EXERCISE PROMPT
Reproduce the material in full, unchanged.

A block of data:
--------
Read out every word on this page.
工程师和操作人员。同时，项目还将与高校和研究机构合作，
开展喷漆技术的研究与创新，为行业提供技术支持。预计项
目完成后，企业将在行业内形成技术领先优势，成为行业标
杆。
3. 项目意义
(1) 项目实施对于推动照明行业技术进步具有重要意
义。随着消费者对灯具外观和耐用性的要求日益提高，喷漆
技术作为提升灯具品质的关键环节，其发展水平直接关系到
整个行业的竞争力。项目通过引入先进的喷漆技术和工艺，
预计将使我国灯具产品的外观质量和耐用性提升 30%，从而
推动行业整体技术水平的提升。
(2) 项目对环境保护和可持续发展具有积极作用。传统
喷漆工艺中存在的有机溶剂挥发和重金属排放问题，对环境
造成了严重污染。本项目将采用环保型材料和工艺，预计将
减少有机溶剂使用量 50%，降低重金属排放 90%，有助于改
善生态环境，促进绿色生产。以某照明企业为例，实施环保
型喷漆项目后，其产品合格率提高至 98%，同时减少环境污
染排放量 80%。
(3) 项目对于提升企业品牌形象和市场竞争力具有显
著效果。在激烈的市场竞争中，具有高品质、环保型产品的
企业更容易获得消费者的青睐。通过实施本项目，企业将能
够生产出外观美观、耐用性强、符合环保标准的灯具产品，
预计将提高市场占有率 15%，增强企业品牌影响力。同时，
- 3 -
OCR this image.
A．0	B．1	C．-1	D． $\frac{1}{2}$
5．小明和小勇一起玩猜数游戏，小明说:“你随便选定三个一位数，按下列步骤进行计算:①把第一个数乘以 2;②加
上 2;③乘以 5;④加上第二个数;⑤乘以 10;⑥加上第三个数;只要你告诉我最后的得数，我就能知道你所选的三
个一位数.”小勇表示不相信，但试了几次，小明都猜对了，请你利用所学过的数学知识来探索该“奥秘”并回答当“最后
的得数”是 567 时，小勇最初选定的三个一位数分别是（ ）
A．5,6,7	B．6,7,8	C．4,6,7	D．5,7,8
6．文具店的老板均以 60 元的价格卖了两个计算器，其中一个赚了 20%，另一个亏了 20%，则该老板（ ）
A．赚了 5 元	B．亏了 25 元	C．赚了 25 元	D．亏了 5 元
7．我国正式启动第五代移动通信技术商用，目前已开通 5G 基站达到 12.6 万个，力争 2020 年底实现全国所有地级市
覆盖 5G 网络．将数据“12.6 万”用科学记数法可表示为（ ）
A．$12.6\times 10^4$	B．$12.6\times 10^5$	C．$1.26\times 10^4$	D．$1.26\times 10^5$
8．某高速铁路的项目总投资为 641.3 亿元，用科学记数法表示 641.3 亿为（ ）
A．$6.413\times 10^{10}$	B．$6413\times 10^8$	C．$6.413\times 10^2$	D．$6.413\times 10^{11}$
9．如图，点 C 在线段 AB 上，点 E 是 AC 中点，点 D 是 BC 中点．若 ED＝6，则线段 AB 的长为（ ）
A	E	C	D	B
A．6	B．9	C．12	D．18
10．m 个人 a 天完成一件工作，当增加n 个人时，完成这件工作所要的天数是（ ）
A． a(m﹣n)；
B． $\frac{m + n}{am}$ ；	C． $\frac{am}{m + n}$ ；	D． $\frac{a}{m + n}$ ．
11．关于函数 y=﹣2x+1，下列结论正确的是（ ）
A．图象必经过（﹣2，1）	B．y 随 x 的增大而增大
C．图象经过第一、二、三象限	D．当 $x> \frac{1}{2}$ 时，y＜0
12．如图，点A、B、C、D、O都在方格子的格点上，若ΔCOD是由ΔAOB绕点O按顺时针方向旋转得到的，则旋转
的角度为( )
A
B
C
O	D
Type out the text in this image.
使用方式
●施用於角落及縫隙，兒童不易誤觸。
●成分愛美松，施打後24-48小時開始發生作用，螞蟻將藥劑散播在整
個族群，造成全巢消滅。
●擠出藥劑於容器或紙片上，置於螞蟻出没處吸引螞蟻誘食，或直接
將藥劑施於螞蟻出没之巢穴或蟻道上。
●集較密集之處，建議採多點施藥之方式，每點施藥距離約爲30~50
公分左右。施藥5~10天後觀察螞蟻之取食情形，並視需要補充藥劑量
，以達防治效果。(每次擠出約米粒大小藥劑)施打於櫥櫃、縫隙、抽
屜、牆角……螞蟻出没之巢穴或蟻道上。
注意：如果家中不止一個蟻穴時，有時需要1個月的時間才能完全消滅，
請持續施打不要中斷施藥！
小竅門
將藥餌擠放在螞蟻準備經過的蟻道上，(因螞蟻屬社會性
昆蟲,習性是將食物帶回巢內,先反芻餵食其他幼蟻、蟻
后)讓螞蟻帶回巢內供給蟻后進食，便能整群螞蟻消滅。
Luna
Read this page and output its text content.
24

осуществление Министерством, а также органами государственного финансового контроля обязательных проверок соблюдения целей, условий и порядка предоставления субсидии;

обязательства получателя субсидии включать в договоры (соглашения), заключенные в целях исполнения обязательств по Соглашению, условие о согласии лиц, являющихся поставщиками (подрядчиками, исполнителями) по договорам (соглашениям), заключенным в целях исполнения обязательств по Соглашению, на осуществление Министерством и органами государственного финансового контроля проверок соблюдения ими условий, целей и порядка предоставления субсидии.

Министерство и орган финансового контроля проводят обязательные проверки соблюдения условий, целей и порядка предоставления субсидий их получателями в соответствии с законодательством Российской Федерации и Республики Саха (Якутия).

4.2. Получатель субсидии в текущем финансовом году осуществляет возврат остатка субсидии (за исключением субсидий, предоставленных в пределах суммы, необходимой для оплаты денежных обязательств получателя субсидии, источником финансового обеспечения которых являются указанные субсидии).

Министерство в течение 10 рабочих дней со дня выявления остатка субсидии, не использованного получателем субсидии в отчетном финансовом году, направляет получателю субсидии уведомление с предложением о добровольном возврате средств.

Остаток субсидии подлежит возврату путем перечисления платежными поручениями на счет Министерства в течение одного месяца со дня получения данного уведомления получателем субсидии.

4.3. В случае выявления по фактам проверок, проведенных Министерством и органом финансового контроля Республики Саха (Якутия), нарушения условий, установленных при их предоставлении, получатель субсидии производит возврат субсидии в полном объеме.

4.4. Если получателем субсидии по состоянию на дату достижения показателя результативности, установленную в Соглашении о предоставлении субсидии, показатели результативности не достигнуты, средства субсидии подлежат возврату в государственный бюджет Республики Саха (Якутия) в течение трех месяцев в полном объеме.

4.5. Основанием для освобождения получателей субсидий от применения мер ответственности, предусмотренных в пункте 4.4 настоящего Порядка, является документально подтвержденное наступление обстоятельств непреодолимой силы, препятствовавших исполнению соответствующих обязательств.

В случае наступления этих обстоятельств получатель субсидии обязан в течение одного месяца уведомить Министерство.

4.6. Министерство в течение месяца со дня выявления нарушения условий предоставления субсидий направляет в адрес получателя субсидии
--------
ANSWER TO THIS EXERCISE
Read out every word on this page.
工程师和操作人员。同时，项目还将与高校和研究机构合作，
开展喷漆技术的研究与创新，为行业提供技术支持。预计项
目完成后，企业将在行业内形成技术领先优势，成为行业标
杆。
3. 项目意义
(1) 项目实施对于推动照明行业技术进步具有重要意
义。随着消费者对灯具外观和耐用性的要求日益提高，喷漆
技术作为提升灯具品质的关键环节，其发展水平直接关系到
整个行业的竞争力。项目通过引入先进的喷漆技术和工艺，
预计将使我国灯具产品的外观质量和耐用性提升 30%，从而
推动行业整体技术水平的提升。
(2) 项目对环境保护和可持续发展具有积极作用。传统
喷漆工艺中存在的有机溶剂挥发和重金属排放问题，对环境
造成了严重污染。本项目将采用环保型材料和工艺，预计将
减少有机溶剂使用量 50%，降低重金属排放 90%，有助于改
善生态环境，促进绿色生产。以某照明企业为例，实施环保
型喷漆项目后，其产品合格率提高至 98%，同时减少环境污
染排放量 80%。
(3) 项目对于提升企业品牌形象和市场竞争力具有显
著效果。在激烈的市场竞争中，具有高品质、环保型产品的
企业更容易获得消费者的青睐。通过实施本项目，企业将能
够生产出外观美观、耐用性强、符合环保标准的灯具产品，
预计将提高市场占有率 15%，增强企业品牌影响力。同时，
- 3 -
OCR this image.
A．0	B．1	C．-1	D． $\frac{1}{2}$
5．小明和小勇一起玩猜数游戏，小明说:“你随便选定三个一位数，按下列步骤进行计算:①把第一个数乘以 2;②加
上 2;③乘以 5;④加上第二个数;⑤乘以 10;⑥加上第三个数;只要你告诉我最后的得数，我就能知道你所选的三
个一位数.”小勇表示不相信，但试了几次，小明都猜对了，请你利用所学过的数学知识来探索该“奥秘”并回答当“最后
的得数”是 567 时，小勇最初选定的三个一位数分别是（ ）
A．5,6,7	B．6,7,8	C．4,6,7	D．5,7,8
6．文具店的老板均以 60 元的价格卖了两个计算器，其中一个赚了 20%，另一个亏了 20%，则该老板（ ）
A．赚了 5 元	B．亏了 25 元	C．赚了 25 元	D．亏了 5 元
7．我国正式启动第五代移动通信技术商用，目前已开通 5G 基站达到 12.6 万个，力争 2020 年底实现全国所有地级市
覆盖 5G 网络．将数据“12.6 万”用科学记数法可表示为（ ）
A．$12.6\times 10^4$	B．$12.6\times 10^5$	C．$1.26\times 10^4$	D．$1.26\times 10^5$
8．某高速铁路的项目总投资为 641.3 亿元，用科学记数法表示 641.3 亿为（ ）
A．$6.413\times 10^{10}$	B．$6413\times 10^8$	C．$6.413\times 10^2$	D．$6.413\times 10^{11}$
9．如图，点 C 在线段 AB 上，点 E 是 AC 中点，点 D 是 BC 中点．若 ED＝6，则线段 AB 的长为（ ）
A	E	C	D	B
A．6	B．9	C．12	D．18
10．m 个人 a 天完成一件工作，当增加n 个人时，完成这件工作所要的天数是（ ）
A． a(m﹣n)；
B． $\frac{m + n}{am}$ ；	C． $\frac{am}{m + n}$ ；	D． $\frac{a}{m + n}$ ．
11．关于函数 y=﹣2x+1，下列结论正确的是（ ）
A．图象必经过（﹣2，1）	B．y 随 x 的增大而增大
C．图象经过第一、二、三象限	D．当 $x> \frac{1}{2}$ 时，y＜0
12．如图，点A、B、C、D、O都在方格子的格点上，若ΔCOD是由ΔAOB绕点O按顺时针方向旋转得到的，则旋转
的角度为( )
A
B
C
O	D
Type out the text in this image.
使用方式
●施用於角落及縫隙，兒童不易誤觸。
●成分愛美松，施打後24-48小時開始發生作用，螞蟻將藥劑散播在整
個族群，造成全巢消滅。
●擠出藥劑於容器或紙片上，置於螞蟻出没處吸引螞蟻誘食，或直接
將藥劑施於螞蟻出没之巢穴或蟻道上。
●集較密集之處，建議採多點施藥之方式，每點施藥距離約爲30~50
公分左右。施藥5~10天後觀察螞蟻之取食情形，並視需要補充藥劑量
，以達防治效果。(每次擠出約米粒大小藥劑)施打於櫥櫃、縫隙、抽
屜、牆角……螞蟻出没之巢穴或蟻道上。
注意：如果家中不止一個蟻穴時，有時需要1個月的時間才能完全消滅，
請持續施打不要中斷施藥！
小竅門
將藥餌擠放在螞蟻準備經過的蟻道上，(因螞蟻屬社會性
昆蟲,習性是將食物帶回巢內,先反芻餵食其他幼蟻、蟻
后)讓螞蟻帶回巢內供給蟻后進食，便能整群螞蟻消滅。
Luna
Read this page and output its text content.
24

осуществление Министерством, а также органами государственного финансового контроля обязательных проверок соблюдения целей, условий и порядка предоставления субсидии;

обязательства получателя субсидии включать в договоры (соглашения), заключенные в целях исполнения обязательств по Соглашению, условие о согласии лиц, являющихся поставщиками (подрядчиками, исполнителями) по договорам (соглашениям), заключенным в целях исполнения обязательств по Соглашению, на осуществление Министерством и органами государственного финансового контроля проверок соблюдения ими условий, целей и порядка предоставления субсидии.

Министерство и орган финансового контроля проводят обязательные проверки соблюдения условий, целей и порядка предоставления субсидий их получателями в соответствии с законодательством Российской Федерации и Республики Саха (Якутия).

4.2. Получатель субсидии в текущем финансовом году осуществляет возврат остатка субсидии (за исключением субсидий, предоставленных в пределах суммы, необходимой для оплаты денежных обязательств получателя субсидии, источником финансового обеспечения которых являются указанные субсидии).

Министерство в течение 10 рабочих дней со дня выявления остатка субсидии, не использованного получателем субсидии в отчетном финансовом году, направляет получателю субсидии уведомление с предложением о добровольном возврате средств.

Остаток субсидии подлежит возврату путем перечисления платежными поручениями на счет Министерства в течение одного месяца со дня получения данного уведомления получателем субсидии.

4.3. В случае выявления по фактам проверок, проведенных Министерством и органом финансового контроля Республики Саха (Якутия), нарушения условий, установленных при их предоставлении, получатель субсидии производит возврат субсидии в полном объеме.

4.4. Если получателем субсидии по состоянию на дату достижения показателя результативности, установленную в Соглашении о предоставлении субсидии, показатели результативности не достигнуты, средства субсидии подлежат возврату в государственный бюджет Республики Саха (Якутия) в течение трех месяцев в полном объеме.

4.5. Основанием для освобождения получателей субсидий от применения мер ответственности, предусмотренных в пункте 4.4 настоящего Порядка, является документально подтвержденное наступление обстоятельств непреодолимой силы, препятствовавших исполнению соответствующих обязательств.

В случае наступления этих обстоятельств получатель субсидии обязан в течение одного месяца уведомить Министерство.

4.6. Министерство в течение месяца со дня выявления нарушения условий предоставления субсидий направляет в адрес получателя субсидии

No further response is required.